Data items:
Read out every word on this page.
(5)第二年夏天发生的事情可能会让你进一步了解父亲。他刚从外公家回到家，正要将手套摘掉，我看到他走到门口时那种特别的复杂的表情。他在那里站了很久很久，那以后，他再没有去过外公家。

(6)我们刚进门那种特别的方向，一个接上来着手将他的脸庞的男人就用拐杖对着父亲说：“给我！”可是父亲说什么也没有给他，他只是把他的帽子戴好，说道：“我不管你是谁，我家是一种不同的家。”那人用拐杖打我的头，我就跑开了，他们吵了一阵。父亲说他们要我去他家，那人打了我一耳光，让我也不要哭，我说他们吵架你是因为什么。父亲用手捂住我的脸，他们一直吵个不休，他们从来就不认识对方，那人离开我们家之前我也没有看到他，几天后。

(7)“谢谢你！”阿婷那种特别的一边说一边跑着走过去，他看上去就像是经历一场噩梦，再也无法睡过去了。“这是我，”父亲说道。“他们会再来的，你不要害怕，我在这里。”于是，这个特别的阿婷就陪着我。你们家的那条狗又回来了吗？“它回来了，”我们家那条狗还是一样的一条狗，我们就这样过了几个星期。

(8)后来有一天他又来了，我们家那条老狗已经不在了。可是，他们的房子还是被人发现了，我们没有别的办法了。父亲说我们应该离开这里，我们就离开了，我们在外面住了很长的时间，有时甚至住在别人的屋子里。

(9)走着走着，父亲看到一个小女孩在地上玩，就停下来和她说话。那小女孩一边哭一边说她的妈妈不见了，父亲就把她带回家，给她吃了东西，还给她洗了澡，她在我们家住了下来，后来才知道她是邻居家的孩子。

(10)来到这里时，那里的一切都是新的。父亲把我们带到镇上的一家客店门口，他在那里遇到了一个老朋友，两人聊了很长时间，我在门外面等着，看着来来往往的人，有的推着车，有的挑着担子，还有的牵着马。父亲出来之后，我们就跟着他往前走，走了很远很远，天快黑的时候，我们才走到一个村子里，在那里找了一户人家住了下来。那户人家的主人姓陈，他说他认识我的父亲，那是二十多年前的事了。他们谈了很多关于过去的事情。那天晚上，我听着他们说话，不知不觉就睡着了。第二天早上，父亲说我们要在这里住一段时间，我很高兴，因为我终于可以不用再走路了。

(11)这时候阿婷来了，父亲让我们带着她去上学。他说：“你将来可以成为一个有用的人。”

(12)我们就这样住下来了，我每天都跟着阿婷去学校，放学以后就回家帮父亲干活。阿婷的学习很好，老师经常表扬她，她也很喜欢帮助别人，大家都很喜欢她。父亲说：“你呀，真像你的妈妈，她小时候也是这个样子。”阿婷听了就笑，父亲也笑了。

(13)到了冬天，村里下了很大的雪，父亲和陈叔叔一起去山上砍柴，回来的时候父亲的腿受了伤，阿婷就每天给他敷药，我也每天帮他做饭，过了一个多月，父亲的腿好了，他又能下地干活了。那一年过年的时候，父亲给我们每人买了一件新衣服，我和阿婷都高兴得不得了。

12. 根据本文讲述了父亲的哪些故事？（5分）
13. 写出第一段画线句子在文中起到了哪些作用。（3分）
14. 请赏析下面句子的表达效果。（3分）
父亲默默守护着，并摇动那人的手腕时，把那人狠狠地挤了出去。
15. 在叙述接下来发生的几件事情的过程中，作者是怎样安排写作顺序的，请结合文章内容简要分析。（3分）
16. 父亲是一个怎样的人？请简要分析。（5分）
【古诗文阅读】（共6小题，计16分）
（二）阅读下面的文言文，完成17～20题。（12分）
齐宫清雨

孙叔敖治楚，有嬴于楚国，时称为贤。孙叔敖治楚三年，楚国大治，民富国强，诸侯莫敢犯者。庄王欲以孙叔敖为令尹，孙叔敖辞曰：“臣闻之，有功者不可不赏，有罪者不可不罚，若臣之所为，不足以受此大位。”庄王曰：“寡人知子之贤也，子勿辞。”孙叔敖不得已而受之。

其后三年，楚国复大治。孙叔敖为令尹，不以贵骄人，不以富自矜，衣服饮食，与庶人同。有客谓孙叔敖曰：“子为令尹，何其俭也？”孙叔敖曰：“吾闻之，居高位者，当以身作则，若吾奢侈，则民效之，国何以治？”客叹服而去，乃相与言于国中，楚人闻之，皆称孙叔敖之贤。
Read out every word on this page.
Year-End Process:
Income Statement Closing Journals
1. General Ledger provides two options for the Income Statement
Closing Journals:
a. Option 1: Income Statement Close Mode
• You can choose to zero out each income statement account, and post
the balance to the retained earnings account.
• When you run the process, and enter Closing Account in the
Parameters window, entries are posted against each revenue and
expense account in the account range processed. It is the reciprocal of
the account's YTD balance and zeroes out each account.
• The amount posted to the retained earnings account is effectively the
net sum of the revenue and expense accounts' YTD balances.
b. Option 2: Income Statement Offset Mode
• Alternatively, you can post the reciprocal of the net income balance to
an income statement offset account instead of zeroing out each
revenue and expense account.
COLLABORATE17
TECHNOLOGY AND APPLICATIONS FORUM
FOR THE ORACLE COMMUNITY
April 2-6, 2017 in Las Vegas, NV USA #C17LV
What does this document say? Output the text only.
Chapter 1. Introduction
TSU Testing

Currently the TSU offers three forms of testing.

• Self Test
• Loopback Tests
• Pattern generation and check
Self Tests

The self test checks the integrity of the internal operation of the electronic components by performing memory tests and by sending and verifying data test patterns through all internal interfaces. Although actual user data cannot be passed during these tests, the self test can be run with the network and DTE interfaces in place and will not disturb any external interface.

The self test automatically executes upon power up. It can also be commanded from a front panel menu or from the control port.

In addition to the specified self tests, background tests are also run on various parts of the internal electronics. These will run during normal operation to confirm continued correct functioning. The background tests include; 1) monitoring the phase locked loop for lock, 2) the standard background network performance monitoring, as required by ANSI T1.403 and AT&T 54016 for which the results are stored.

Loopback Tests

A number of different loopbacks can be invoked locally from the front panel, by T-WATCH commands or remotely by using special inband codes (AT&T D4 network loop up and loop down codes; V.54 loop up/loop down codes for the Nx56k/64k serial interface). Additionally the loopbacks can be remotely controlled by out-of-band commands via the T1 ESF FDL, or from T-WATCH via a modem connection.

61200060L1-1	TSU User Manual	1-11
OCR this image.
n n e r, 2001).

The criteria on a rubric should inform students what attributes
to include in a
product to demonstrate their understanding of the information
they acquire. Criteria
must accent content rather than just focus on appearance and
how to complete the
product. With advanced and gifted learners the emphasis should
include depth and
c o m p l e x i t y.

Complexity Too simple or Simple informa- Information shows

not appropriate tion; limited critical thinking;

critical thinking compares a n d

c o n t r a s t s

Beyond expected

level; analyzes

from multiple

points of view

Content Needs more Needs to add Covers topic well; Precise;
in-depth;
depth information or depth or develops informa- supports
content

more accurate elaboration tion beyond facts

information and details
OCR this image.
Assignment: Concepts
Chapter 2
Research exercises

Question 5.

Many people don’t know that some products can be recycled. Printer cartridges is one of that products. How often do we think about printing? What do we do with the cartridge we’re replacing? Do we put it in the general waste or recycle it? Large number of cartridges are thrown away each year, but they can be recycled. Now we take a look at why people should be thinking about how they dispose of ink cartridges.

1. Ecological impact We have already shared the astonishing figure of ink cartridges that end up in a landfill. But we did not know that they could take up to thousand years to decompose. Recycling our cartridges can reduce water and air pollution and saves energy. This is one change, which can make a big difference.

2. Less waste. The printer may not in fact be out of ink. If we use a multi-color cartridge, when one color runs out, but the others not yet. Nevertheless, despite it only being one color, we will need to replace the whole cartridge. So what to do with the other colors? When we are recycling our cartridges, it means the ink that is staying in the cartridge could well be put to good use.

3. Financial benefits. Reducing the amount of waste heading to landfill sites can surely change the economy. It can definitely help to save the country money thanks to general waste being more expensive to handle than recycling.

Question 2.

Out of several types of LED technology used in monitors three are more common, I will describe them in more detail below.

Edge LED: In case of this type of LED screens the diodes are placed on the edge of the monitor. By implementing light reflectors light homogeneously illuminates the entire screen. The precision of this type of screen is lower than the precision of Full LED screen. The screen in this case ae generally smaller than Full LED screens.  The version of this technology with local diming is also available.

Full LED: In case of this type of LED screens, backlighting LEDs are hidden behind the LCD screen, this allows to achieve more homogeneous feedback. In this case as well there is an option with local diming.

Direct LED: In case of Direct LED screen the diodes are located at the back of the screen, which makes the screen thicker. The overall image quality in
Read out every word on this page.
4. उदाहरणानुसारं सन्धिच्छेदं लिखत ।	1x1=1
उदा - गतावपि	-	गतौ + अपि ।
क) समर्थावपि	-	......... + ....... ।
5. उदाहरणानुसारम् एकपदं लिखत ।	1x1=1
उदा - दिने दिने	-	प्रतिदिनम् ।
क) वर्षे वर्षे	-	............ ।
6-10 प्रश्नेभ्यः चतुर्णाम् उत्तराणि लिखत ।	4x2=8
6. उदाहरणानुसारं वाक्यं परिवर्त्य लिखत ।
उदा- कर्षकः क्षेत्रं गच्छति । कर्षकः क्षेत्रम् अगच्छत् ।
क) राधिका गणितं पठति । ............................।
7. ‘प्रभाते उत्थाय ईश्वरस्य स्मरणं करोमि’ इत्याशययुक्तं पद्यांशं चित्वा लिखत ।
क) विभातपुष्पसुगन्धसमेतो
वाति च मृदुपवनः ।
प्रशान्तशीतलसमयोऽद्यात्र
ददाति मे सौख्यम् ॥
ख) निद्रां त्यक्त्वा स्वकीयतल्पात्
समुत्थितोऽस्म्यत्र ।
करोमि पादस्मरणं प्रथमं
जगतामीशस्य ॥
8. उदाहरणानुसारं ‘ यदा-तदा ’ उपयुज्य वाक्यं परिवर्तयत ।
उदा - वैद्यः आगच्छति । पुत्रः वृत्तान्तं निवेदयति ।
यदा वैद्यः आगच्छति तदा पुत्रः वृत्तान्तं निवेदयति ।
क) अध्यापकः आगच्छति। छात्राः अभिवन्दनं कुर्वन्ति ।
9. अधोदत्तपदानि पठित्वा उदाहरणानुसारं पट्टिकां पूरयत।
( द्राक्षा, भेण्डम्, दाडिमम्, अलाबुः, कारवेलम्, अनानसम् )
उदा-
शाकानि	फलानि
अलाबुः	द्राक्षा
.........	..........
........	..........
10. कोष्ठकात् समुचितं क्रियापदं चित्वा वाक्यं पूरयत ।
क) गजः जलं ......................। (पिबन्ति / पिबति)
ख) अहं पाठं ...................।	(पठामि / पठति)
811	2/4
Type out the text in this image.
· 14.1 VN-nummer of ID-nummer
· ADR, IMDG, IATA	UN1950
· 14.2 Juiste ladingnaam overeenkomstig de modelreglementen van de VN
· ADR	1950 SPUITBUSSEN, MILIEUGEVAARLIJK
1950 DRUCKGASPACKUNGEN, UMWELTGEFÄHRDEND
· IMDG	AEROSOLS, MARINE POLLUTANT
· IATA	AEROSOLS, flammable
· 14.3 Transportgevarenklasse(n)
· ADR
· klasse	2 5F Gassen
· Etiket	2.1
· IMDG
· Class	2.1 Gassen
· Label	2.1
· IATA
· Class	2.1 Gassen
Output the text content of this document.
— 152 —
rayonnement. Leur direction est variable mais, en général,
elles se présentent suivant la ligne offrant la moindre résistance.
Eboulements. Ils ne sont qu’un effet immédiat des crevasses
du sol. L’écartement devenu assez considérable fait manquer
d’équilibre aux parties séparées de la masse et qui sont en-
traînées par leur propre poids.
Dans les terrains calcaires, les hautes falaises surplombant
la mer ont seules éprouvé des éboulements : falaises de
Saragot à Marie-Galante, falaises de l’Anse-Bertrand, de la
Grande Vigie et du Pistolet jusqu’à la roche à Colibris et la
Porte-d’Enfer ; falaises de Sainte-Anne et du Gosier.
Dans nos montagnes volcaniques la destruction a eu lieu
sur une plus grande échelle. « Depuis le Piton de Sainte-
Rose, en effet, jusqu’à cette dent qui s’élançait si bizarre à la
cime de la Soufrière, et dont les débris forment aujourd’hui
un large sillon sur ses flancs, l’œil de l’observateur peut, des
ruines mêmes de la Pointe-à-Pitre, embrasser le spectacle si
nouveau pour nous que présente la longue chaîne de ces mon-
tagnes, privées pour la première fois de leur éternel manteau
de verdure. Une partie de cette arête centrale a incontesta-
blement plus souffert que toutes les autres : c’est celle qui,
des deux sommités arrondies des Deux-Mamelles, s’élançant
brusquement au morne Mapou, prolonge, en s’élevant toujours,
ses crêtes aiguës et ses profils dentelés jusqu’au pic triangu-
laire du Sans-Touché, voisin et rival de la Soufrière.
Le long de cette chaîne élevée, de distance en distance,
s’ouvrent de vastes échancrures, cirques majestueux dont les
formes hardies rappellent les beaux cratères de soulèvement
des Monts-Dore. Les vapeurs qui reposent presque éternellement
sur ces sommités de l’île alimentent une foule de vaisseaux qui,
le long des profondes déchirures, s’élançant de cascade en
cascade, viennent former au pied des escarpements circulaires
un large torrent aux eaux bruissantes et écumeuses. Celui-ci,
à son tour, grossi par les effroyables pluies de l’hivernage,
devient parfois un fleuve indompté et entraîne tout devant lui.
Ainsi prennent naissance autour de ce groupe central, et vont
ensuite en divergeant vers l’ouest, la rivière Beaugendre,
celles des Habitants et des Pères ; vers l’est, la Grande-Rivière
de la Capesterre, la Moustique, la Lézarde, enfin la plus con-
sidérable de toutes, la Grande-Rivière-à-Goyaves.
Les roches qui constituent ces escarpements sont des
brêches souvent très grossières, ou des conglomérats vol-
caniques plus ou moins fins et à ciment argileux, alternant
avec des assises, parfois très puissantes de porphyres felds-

→ STATED PROBLEM:
Give only the number of lines in the data that hold the word "which".

→ RESPONSE TO THIS EXERCISE:
3